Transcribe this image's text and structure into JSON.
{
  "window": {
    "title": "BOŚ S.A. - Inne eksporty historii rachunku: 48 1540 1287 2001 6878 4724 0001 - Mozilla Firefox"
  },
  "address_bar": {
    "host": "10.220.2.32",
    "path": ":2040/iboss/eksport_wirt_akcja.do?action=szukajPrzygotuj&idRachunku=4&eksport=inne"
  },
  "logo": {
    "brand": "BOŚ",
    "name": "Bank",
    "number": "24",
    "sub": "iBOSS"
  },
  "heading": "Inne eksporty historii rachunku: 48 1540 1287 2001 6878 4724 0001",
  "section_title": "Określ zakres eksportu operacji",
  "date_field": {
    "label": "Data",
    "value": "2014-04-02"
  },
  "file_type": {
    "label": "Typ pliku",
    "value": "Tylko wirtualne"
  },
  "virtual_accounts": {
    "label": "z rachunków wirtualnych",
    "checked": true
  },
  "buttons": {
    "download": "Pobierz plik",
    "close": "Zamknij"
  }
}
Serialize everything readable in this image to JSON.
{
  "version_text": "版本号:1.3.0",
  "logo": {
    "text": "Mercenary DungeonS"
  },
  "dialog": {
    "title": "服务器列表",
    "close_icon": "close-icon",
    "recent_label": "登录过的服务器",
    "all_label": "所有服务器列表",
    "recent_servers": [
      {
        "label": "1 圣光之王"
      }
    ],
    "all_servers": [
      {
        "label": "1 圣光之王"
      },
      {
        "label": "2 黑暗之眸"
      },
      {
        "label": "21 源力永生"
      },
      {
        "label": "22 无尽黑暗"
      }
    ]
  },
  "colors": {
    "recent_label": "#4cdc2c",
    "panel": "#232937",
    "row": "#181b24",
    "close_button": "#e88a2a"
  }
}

### Task objective
From the data above, work out how many lines contain the string "historii" and reply with only the number.

### Result for this task
2